§ Do this:
The entire listing is to be repeated verbatim.

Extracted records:

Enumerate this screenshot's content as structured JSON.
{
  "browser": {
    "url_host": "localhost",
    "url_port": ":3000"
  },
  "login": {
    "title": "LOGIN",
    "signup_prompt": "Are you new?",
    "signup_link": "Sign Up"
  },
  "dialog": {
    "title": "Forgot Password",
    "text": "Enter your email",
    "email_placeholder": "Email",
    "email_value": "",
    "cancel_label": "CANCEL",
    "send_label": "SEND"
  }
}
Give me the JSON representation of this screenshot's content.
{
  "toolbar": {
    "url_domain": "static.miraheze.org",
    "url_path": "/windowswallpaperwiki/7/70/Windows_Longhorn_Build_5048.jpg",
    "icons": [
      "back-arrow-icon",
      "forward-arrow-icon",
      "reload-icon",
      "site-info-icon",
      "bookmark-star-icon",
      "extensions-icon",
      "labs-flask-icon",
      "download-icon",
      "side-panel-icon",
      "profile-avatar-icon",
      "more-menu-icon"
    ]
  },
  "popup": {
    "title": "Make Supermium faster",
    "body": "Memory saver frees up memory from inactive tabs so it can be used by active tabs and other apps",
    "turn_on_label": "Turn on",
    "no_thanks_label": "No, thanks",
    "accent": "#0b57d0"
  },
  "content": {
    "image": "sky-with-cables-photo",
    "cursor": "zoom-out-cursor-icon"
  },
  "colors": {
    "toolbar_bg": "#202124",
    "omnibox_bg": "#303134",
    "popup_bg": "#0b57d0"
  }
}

§ Exercise result:
Enumerate this screenshot's content as structured JSON.
{
  "browser": {
    "url_host": "localhost",
    "url_port": ":3000"
  },
  "login": {
    "title": "LOGIN",
    "signup_prompt": "Are you new?",
    "signup_link": "Sign Up"
  },
  "dialog": {
    "title": "Forgot Password",
    "text": "Enter your email",
    "email_placeholder": "Email",
    "email_value": "",
    "cancel_label": "CANCEL",
    "send_label": "SEND"
  }
}
Give me the JSON representation of this screenshot's content.
{
  "toolbar": {
    "url_domain": "static.miraheze.org",
    "url_path": "/windowswallpaperwiki/7/70/Windows_Longhorn_Build_5048.jpg",
    "icons": [
      "back-arrow-icon",
      "forward-arrow-icon",
      "reload-icon",
      "site-info-icon",
      "bookmark-star-icon",
      "extensions-icon",
      "labs-flask-icon",
      "download-icon",
      "side-panel-icon",
      "profile-avatar-icon",
      "more-menu-icon"
    ]
  },
  "popup": {
    "title": "Make Supermium faster",
    "body": "Memory saver frees up memory from inactive tabs so it can be used by active tabs and other apps",
    "turn_on_label": "Turn on",
    "no_thanks_label": "No, thanks",
    "accent": "#0b57d0"
  },
  "content": {
    "image": "sky-with-cables-photo",
    "cursor": "zoom-out-cursor-icon"
  },
  "colors": {
    "toolbar_bg": "#202124",
    "omnibox_bg": "#303134",
    "popup_bg": "#0b57d0"
  }
}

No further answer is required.